**GIVEN TASK**
Your task is to print the material below exactly as presented.

Records from a data source
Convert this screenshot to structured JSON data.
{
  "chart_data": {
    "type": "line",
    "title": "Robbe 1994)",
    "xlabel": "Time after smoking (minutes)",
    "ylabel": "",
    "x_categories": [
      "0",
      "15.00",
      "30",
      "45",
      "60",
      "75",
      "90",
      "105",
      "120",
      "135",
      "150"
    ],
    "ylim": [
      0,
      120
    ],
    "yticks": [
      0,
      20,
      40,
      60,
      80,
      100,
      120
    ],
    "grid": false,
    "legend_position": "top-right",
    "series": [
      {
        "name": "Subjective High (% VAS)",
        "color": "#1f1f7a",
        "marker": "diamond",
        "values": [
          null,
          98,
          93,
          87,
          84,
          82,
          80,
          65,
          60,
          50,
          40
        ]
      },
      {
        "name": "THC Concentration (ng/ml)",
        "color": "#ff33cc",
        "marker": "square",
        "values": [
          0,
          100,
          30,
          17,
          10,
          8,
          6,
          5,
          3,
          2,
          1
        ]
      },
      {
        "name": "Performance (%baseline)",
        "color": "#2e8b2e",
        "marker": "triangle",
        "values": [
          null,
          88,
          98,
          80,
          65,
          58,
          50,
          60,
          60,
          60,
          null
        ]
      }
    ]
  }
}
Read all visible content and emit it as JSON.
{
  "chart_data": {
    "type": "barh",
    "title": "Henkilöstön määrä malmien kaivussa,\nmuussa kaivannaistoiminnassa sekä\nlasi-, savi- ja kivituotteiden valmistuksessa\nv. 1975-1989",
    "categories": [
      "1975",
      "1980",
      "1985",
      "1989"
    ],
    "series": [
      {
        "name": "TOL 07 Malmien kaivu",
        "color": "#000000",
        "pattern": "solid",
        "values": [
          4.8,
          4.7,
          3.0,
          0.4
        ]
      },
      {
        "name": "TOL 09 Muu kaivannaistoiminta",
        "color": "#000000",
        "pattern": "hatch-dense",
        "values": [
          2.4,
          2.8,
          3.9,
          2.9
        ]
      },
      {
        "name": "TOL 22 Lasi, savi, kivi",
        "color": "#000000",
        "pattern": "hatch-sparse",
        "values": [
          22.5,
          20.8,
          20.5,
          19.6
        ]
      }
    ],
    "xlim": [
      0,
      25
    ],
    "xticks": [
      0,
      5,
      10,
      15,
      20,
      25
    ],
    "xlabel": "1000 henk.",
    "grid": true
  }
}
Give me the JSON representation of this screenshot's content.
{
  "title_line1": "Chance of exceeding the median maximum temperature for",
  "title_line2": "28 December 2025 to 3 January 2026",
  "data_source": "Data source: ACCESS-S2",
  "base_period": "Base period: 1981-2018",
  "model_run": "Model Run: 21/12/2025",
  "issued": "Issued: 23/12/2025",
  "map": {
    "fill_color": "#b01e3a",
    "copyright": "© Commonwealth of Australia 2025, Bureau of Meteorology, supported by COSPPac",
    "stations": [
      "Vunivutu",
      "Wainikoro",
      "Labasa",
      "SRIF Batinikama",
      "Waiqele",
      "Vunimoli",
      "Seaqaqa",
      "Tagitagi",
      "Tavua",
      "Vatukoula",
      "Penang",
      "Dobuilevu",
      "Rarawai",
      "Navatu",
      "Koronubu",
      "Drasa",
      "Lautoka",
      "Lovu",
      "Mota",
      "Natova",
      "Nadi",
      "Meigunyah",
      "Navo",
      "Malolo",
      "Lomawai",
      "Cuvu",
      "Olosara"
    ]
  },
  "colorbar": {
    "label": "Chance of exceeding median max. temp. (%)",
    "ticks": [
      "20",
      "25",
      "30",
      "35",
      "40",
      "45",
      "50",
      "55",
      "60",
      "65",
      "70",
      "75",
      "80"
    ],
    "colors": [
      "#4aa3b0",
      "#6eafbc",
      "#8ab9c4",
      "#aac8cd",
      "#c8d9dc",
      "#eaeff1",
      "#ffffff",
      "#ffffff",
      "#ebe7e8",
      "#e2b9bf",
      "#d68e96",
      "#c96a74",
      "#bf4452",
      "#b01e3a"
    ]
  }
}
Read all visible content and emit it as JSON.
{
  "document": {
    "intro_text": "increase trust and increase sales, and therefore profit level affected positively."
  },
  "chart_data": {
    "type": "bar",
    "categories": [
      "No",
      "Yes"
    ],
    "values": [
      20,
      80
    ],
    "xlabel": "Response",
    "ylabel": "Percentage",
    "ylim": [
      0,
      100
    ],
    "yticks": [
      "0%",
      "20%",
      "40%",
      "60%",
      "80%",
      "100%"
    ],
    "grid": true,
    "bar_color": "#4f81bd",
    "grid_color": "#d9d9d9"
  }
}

**OUTPUT OF THE EXERCISE**
Convert this screenshot to structured JSON data.
{
  "chart_data": {
    "type": "line",
    "title": "Robbe 1994)",
    "xlabel": "Time after smoking (minutes)",
    "ylabel": "",
    "x_categories": [
      "0",
      "15.00",
      "30",
      "45",
      "60",
      "75",
      "90",
      "105",
      "120",
      "135",
      "150"
    ],
    "ylim": [
      0,
      120
    ],
    "yticks": [
      0,
      20,
      40,
      60,
      80,
      100,
      120
    ],
    "grid": false,
    "legend_position": "top-right",
    "series": [
      {
        "name": "Subjective High (% VAS)",
        "color": "#1f1f7a",
        "marker": "diamond",
        "values": [
          null,
          98,
          93,
          87,
          84,
          82,
          80,
          65,
          60,
          50,
          40
        ]
      },
      {
        "name": "THC Concentration (ng/ml)",
        "color": "#ff33cc",
        "marker": "square",
        "values": [
          0,
          100,
          30,
          17,
          10,
          8,
          6,
          5,
          3,
          2,
          1
        ]
      },
      {
        "name": "Performance (%baseline)",
        "color": "#2e8b2e",
        "marker": "triangle",
        "values": [
          null,
          88,
          98,
          80,
          65,
          58,
          50,
          60,
          60,
          60,
          null
        ]
      }
    ]
  }
}
Read all visible content and emit it as JSON.
{
  "chart_data": {
    "type": "barh",
    "title": "Henkilöstön määrä malmien kaivussa,\nmuussa kaivannaistoiminnassa sekä\nlasi-, savi- ja kivituotteiden valmistuksessa\nv. 1975-1989",
    "categories": [
      "1975",
      "1980",
      "1985",
      "1989"
    ],
    "series": [
      {
        "name": "TOL 07 Malmien kaivu",
        "color": "#000000",
        "pattern": "solid",
        "values": [
          4.8,
          4.7,
          3.0,
          0.4
        ]
      },
      {
        "name": "TOL 09 Muu kaivannaistoiminta",
        "color": "#000000",
        "pattern": "hatch-dense",
        "values": [
          2.4,
          2.8,
          3.9,
          2.9
        ]
      },
      {
        "name": "TOL 22 Lasi, savi, kivi",
        "color": "#000000",
        "pattern": "hatch-sparse",
        "values": [
          22.5,
          20.8,
          20.5,
          19.6
        ]
      }
    ],
    "xlim": [
      0,
      25
    ],
    "xticks": [
      0,
      5,
      10,
      15,
      20,
      25
    ],
    "xlabel": "1000 henk.",
    "grid": true
  }
}
Give me the JSON representation of this screenshot's content.
{
  "title_line1": "Chance of exceeding the median maximum temperature for",
  "title_line2": "28 December 2025 to 3 January 2026",
  "data_source": "Data source: ACCESS-S2",
  "base_period": "Base period: 1981-2018",
  "model_run": "Model Run: 21/12/2025",
  "issued": "Issued: 23/12/2025",
  "map": {
    "fill_color": "#b01e3a",
    "copyright": "© Commonwealth of Australia 2025, Bureau of Meteorology, supported by COSPPac",
    "stations": [
      "Vunivutu",
      "Wainikoro",
      "Labasa",
      "SRIF Batinikama",
      "Waiqele",
      "Vunimoli",
      "Seaqaqa",
      "Tagitagi",
      "Tavua",
      "Vatukoula",
      "Penang",
      "Dobuilevu",
      "Rarawai",
      "Navatu",
      "Koronubu",
      "Drasa",
      "Lautoka",
      "Lovu",
      "Mota",
      "Natova",
      "Nadi",
      "Meigunyah",
      "Navo",
      "Malolo",
      "Lomawai",
      "Cuvu",
      "Olosara"
    ]
  },
  "colorbar": {
    "label": "Chance of exceeding median max. temp. (%)",
    "ticks": [
      "20",
      "25",
      "30",
      "35",
      "40",
      "45",
      "50",
      "55",
      "60",
      "65",
      "70",
      "75",
      "80"
    ],
    "colors": [
      "#4aa3b0",
      "#6eafbc",
      "#8ab9c4",
      "#aac8cd",
      "#c8d9dc",
      "#eaeff1",
      "#ffffff",
      "#ffffff",
      "#ebe7e8",
      "#e2b9bf",
      "#d68e96",
      "#c96a74",
      "#bf4452",
      "#b01e3a"
    ]
  }
}
Read all visible content and emit it as JSON.
{
  "document": {
    "intro_text": "increase trust and increase sales, and therefore profit level affected positively."
  },
  "chart_data": {
    "type": "bar",
    "categories": [
      "No",
      "Yes"
    ],
    "values": [
      20,
      80
    ],
    "xlabel": "Response",
    "ylabel": "Percentage",
    "ylim": [
      0,
      100
    ],
    "yticks": [
      "0%",
      "20%",
      "40%",
      "60%",
      "80%",
      "100%"
    ],
    "grid": true,
    "bar_color": "#4f81bd",
    "grid_color": "#d9d9d9"
  }
}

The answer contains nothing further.